> **REQUEST**:
From the listing below, return each line that includes "Interrupt".

[Extracted data entries]

★ ★ ★

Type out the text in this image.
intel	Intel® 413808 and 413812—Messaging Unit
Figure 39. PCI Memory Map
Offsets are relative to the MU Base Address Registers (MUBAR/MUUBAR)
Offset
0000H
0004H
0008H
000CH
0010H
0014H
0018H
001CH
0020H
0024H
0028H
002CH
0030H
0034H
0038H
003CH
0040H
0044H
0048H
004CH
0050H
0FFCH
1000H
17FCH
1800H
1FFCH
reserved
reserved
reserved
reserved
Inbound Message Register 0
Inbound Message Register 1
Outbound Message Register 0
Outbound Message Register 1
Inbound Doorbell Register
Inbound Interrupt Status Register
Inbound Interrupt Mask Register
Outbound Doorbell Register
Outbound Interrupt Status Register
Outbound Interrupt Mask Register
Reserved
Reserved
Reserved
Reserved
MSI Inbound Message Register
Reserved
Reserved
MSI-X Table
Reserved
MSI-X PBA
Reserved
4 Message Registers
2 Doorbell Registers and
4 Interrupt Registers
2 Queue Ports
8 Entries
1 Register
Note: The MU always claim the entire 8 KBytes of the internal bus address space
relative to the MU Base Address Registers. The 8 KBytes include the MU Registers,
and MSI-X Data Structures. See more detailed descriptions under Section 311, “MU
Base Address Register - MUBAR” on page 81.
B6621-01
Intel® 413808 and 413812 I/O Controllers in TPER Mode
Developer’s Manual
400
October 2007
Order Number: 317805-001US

★ ★ ★

> **EXERCISE ANSWER**:
Inbound Interrupt Status Register
Inbound Interrupt Mask Register
Outbound Interrupt Status Register
Outbound Interrupt Mask Register
4 Interrupt Registers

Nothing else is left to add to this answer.